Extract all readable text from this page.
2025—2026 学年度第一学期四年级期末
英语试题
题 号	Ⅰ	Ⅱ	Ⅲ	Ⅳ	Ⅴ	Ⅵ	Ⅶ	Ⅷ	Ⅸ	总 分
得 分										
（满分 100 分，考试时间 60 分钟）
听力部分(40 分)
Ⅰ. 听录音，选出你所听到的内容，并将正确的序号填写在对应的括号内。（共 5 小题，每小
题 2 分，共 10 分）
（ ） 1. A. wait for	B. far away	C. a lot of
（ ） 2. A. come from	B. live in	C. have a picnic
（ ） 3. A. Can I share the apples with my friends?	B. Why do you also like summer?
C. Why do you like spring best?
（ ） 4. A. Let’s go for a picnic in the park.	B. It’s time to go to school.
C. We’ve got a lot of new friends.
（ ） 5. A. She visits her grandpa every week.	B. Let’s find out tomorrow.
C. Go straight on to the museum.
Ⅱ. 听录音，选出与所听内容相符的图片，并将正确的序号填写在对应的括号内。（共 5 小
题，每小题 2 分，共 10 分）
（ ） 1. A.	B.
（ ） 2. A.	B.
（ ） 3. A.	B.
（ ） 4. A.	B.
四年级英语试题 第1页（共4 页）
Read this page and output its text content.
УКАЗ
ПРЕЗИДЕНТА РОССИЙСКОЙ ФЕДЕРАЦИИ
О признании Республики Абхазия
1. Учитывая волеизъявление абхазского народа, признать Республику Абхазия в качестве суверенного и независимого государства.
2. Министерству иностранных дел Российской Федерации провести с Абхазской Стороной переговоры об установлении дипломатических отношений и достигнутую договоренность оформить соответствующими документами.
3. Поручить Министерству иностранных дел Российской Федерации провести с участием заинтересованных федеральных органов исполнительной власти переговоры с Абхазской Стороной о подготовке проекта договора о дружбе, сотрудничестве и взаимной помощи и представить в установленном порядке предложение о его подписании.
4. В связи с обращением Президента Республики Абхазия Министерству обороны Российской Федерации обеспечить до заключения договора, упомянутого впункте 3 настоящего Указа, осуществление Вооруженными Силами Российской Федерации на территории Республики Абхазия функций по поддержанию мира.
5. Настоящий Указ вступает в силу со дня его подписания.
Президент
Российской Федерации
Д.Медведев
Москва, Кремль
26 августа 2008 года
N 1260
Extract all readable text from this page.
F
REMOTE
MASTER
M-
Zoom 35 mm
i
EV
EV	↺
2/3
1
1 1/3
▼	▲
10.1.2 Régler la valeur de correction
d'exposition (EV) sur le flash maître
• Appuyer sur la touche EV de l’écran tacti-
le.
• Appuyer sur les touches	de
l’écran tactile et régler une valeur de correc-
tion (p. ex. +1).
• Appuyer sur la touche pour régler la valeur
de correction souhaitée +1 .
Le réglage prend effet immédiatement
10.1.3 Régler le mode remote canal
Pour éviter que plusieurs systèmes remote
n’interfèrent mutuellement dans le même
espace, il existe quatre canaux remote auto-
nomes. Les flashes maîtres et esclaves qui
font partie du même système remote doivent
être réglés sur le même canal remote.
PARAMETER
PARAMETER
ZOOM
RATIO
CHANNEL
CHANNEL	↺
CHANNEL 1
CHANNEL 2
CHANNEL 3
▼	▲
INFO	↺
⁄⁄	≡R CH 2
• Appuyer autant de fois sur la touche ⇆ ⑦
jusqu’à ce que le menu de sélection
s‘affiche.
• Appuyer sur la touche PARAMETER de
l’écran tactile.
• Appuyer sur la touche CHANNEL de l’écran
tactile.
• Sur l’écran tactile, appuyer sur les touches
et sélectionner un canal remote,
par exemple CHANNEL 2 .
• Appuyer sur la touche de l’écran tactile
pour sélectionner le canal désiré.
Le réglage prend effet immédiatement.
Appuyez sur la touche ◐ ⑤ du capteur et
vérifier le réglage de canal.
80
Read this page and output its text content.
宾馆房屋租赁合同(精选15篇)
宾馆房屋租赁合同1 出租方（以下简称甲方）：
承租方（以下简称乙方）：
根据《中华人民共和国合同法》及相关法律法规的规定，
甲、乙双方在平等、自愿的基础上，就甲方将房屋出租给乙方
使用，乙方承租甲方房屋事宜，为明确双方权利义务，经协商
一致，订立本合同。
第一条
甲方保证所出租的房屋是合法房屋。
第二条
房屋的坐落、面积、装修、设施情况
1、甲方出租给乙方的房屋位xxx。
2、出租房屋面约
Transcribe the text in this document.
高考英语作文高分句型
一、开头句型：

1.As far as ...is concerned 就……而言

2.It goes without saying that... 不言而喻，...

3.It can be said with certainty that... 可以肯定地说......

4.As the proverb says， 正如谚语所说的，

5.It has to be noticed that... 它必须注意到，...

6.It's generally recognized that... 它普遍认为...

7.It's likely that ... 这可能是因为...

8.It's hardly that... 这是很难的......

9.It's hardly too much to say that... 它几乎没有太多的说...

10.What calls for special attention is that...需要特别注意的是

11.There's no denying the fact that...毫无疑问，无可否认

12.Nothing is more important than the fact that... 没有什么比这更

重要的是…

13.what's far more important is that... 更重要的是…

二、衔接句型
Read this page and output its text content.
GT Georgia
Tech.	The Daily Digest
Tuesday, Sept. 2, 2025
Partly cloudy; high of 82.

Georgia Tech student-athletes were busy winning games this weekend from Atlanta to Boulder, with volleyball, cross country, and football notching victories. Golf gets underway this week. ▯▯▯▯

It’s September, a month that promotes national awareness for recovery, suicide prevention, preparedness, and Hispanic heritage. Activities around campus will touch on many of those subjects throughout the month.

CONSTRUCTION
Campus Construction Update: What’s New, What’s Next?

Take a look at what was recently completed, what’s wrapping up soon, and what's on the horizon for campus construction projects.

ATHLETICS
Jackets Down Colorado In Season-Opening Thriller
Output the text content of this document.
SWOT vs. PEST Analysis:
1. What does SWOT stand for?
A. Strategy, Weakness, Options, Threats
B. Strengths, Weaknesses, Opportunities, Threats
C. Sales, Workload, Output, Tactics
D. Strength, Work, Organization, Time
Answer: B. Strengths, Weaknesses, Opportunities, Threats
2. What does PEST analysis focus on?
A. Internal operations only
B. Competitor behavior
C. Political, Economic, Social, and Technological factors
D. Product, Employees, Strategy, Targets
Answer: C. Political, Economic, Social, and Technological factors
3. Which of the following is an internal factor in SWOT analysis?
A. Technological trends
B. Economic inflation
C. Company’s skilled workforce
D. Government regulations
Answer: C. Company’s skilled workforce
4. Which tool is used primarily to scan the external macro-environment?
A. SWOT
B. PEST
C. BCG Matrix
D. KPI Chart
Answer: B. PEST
----
### What the task requires
Every record above needs to be repeated word for word.

### Exercise response
Extract all readable text from this page.
2025—2026 学年度第一学期四年级期末
英语试题
题 号	Ⅰ	Ⅱ	Ⅲ	Ⅳ	Ⅴ	Ⅵ	Ⅶ	Ⅷ	Ⅸ	总 分
得 分										
（满分 100 分，考试时间 60 分钟）
听力部分(40 分)
Ⅰ. 听录音，选出你所听到的内容，并将正确的序号填写在对应的括号内。（共 5 小题，每小
题 2 分，共 10 分）
（ ） 1. A. wait for	B. far away	C. a lot of
（ ） 2. A. come from	B. live in	C. have a picnic
（ ） 3. A. Can I share the apples with my friends?	B. Why do you also like summer?
C. Why do you like spring best?
（ ） 4. A. Let’s go for a picnic in the park.	B. It’s time to go to school.
C. We’ve got a lot of new friends.
（ ） 5. A. She visits her grandpa every week.	B. Let’s find out tomorrow.
C. Go straight on to the museum.
Ⅱ. 听录音，选出与所听内容相符的图片，并将正确的序号填写在对应的括号内。（共 5 小
题，每小题 2 分，共 10 分）
（ ） 1. A.	B.
（ ） 2. A.	B.
（ ） 3. A.	B.
（ ） 4. A.	B.
四年级英语试题 第1页（共4 页）
Read this page and output its text content.
УКАЗ
ПРЕЗИДЕНТА РОССИЙСКОЙ ФЕДЕРАЦИИ
О признании Республики Абхазия
1. Учитывая волеизъявление абхазского народа, признать Республику Абхазия в качестве суверенного и независимого государства.
2. Министерству иностранных дел Российской Федерации провести с Абхазской Стороной переговоры об установлении дипломатических отношений и достигнутую договоренность оформить соответствующими документами.
3. Поручить Министерству иностранных дел Российской Федерации провести с участием заинтересованных федеральных органов исполнительной власти переговоры с Абхазской Стороной о подготовке проекта договора о дружбе, сотрудничестве и взаимной помощи и представить в установленном порядке предложение о его подписании.
4. В связи с обращением Президента Республики Абхазия Министерству обороны Российской Федерации обеспечить до заключения договора, упомянутого впункте 3 настоящего Указа, осуществление Вооруженными Силами Российской Федерации на территории Республики Абхазия функций по поддержанию мира.
5. Настоящий Указ вступает в силу со дня его подписания.
Президент
Российской Федерации
Д.Медведев
Москва, Кремль
26 августа 2008 года
N 1260
Extract all readable text from this page.
F
REMOTE
MASTER
M-
Zoom 35 mm
i
EV
EV	↺
2/3
1
1 1/3
▼	▲
10.1.2 Régler la valeur de correction
d'exposition (EV) sur le flash maître
• Appuyer sur la touche EV de l’écran tacti-
le.
• Appuyer sur les touches	de
l’écran tactile et régler une valeur de correc-
tion (p. ex. +1).
• Appuyer sur la touche pour régler la valeur
de correction souhaitée +1 .
Le réglage prend effet immédiatement
10.1.3 Régler le mode remote canal
Pour éviter que plusieurs systèmes remote
n’interfèrent mutuellement dans le même
espace, il existe quatre canaux remote auto-
nomes. Les flashes maîtres et esclaves qui
font partie du même système remote doivent
être réglés sur le même canal remote.
PARAMETER
PARAMETER
ZOOM
RATIO
CHANNEL
CHANNEL	↺
CHANNEL 1
CHANNEL 2
CHANNEL 3
▼	▲
INFO	↺
⁄⁄	≡R CH 2
• Appuyer autant de fois sur la touche ⇆ ⑦
jusqu’à ce que le menu de sélection
s‘affiche.
• Appuyer sur la touche PARAMETER de
l’écran tactile.
• Appuyer sur la touche CHANNEL de l’écran
tactile.
• Sur l’écran tactile, appuyer sur les touches
et sélectionner un canal remote,
par exemple CHANNEL 2 .
• Appuyer sur la touche de l’écran tactile
pour sélectionner le canal désiré.
Le réglage prend effet immédiatement.
Appuyez sur la touche ◐ ⑤ du capteur et
vérifier le réglage de canal.
80
Read this page and output its text content.
宾馆房屋租赁合同(精选15篇)
宾馆房屋租赁合同1 出租方（以下简称甲方）：
承租方（以下简称乙方）：
根据《中华人民共和国合同法》及相关法律法规的规定，
甲、乙双方在平等、自愿的基础上，就甲方将房屋出租给乙方
使用，乙方承租甲方房屋事宜，为明确双方权利义务，经协商
一致，订立本合同。
第一条
甲方保证所出租的房屋是合法房屋。
第二条
房屋的坐落、面积、装修、设施情况
1、甲方出租给乙方的房屋位xxx。
2、出租房屋面约
Transcribe the text in this document.
高考英语作文高分句型
一、开头句型：

1.As far as ...is concerned 就……而言

2.It goes without saying that... 不言而喻，...

3.It can be said with certainty that... 可以肯定地说......

4.As the proverb says， 正如谚语所说的，

5.It has to be noticed that... 它必须注意到，...

6.It's generally recognized that... 它普遍认为...

7.It's likely that ... 这可能是因为...

8.It's hardly that... 这是很难的......

9.It's hardly too much to say that... 它几乎没有太多的说...

10.What calls for special attention is that...需要特别注意的是

11.There's no denying the fact that...毫无疑问，无可否认

12.Nothing is more important than the fact that... 没有什么比这更

重要的是…

13.what's far more important is that... 更重要的是…

二、衔接句型
Read this page and output its text content.
GT Georgia
Tech.	The Daily Digest
Tuesday, Sept. 2, 2025
Partly cloudy; high of 82.

Georgia Tech student-athletes were busy winning games this weekend from Atlanta to Boulder, with volleyball, cross country, and football notching victories. Golf gets underway this week. ▯▯▯▯

It’s September, a month that promotes national awareness for recovery, suicide prevention, preparedness, and Hispanic heritage. Activities around campus will touch on many of those subjects throughout the month.

CONSTRUCTION
Campus Construction Update: What’s New, What’s Next?

Take a look at what was recently completed, what’s wrapping up soon, and what's on the horizon for campus construction projects.

ATHLETICS
Jackets Down Colorado In Season-Opening Thriller
Output the text content of this document.
SWOT vs. PEST Analysis:
1. What does SWOT stand for?
A. Strategy, Weakness, Options, Threats
B. Strengths, Weaknesses, Opportunities, Threats
C. Sales, Workload, Output, Tactics
D. Strength, Work, Organization, Time
Answer: B. Strengths, Weaknesses, Opportunities, Threats
2. What does PEST analysis focus on?
A. Internal operations only
B. Competitor behavior
C. Political, Economic, Social, and Technological factors
D. Product, Employees, Strategy, Targets
Answer: C. Political, Economic, Social, and Technological factors
3. Which of the following is an internal factor in SWOT analysis?
A. Technological trends
B. Economic inflation
C. Company’s skilled workforce
D. Government regulations
Answer: C. Company’s skilled workforce
4. Which tool is used primarily to scan the external macro-environment?
A. SWOT
B. PEST
C. BCG Matrix
D. KPI Chart
Answer: B. PEST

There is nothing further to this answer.